Quoted passage
****************************************

On Tuesday, SpaceX released this YouTube “Flight Animation” depicting a Falcon Heavy launch and landing from launch pad 39A at the Kennedy Space Center.
There are a couple of interesting points to consider, particularly in the context of the recently released Draft Environmental Assessment regarding SpaceX’s plan to use abandoned Launch Complex 13 at the Cape Canaveral Air Force Station.
In the animation, all three of the Falcon Heavy first stage booster cores are depicted returning to LC 13, in a layout which closely matches the plans detailed in the EA. Those plans call for a 200 x 200 foot square concrete landing pad surrounded by four 150 foot circular “contingency pads” which would be used only in the case of a last second diversion.
In contrast to the multiple core landings seen in the video, this Environmental Assessment at least, is very clear on the fact that the current proposal is for one core only, saying “There are no plans to utilize the contingency pads in order to enable landing multiple stages at LC-13 during a single landing event.”
And later, “A multiple booster landing scenario would require additional infrastructure and study not included as part of this Proposed Action.”

****************************************

Parts of the exercise
• a. List every launch site or facility the Falcon Heavy text names.
• b. Please rewrite the part of the Falcon Heavy text starting with "There are a" and going on through "Air Force Station.", changing "abandoned" to "unused".

Items from a dataset

****************************************

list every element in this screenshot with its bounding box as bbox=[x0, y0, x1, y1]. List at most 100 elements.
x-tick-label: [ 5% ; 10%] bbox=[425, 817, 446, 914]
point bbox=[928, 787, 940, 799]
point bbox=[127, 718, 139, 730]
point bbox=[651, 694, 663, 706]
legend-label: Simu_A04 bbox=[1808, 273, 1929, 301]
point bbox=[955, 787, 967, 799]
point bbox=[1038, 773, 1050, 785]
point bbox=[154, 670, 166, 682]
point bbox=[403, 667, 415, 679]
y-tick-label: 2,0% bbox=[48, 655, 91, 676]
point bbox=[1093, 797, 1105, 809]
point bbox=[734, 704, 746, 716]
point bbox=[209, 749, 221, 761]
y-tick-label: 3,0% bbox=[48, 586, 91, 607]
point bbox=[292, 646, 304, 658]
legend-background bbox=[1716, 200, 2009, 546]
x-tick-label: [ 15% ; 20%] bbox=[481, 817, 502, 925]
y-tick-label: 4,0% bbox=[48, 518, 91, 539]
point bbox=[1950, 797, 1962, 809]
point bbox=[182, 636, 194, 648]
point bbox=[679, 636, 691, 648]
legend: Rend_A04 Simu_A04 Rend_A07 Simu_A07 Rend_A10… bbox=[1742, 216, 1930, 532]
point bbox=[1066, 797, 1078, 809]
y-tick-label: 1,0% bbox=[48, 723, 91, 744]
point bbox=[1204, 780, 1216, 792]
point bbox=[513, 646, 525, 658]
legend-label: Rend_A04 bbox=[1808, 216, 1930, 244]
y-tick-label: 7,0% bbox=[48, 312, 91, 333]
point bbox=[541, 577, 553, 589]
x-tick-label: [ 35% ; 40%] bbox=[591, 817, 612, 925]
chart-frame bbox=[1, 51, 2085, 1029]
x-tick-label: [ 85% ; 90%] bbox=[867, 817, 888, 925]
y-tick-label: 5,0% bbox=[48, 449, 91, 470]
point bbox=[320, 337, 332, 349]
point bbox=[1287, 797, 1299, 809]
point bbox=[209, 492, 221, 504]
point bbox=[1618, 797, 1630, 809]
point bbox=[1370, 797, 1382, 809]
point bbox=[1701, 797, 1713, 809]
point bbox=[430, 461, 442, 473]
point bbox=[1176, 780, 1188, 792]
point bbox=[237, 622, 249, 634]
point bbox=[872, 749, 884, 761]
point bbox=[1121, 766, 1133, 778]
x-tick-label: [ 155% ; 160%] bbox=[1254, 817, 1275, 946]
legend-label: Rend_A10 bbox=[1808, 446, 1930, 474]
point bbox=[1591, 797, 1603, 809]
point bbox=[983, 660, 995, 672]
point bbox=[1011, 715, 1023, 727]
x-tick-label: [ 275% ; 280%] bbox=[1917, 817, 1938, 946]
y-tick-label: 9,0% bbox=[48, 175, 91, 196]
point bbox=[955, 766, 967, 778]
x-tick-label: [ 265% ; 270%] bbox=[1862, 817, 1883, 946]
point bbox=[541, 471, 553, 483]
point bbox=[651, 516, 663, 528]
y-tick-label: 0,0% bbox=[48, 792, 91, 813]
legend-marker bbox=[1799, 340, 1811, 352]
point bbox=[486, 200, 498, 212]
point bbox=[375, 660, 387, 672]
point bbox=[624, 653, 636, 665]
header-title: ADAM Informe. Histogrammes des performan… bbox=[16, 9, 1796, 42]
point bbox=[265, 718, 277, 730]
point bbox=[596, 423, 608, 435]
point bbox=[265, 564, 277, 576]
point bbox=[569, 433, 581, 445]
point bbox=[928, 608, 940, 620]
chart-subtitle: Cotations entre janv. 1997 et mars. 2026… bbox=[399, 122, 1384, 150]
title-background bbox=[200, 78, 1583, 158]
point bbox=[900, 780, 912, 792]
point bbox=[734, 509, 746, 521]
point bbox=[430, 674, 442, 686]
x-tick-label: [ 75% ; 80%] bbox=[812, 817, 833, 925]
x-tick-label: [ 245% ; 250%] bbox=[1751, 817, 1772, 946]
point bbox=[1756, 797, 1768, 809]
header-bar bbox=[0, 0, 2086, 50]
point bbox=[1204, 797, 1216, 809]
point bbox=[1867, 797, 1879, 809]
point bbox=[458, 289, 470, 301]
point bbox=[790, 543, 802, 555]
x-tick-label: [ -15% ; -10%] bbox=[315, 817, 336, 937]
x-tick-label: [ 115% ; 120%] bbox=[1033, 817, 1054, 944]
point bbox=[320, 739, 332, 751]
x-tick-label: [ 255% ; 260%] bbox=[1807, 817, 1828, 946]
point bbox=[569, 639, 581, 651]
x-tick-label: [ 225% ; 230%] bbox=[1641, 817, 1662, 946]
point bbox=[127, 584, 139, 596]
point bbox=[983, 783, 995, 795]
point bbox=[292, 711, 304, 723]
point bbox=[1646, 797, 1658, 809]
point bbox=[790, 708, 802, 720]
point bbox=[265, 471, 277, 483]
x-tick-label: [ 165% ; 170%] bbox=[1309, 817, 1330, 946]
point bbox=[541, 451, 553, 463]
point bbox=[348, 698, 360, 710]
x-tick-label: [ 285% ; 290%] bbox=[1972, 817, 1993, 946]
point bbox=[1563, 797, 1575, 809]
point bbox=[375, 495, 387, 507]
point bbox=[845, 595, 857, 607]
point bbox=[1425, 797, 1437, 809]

****************************************

Expected outputs
• a.
- Launch pad 39A
- Kennedy Space Center
- Launch Complex 13 (LC 13)
- Cape Canaveral Air Force Station

• b.
There are a couple of interesting points to consider, particularly in the context of the recently released Draft Environmental Assessment regarding SpaceX’s plan to use unused Launch Complex 13 at the Cape Canaveral Air Force Station.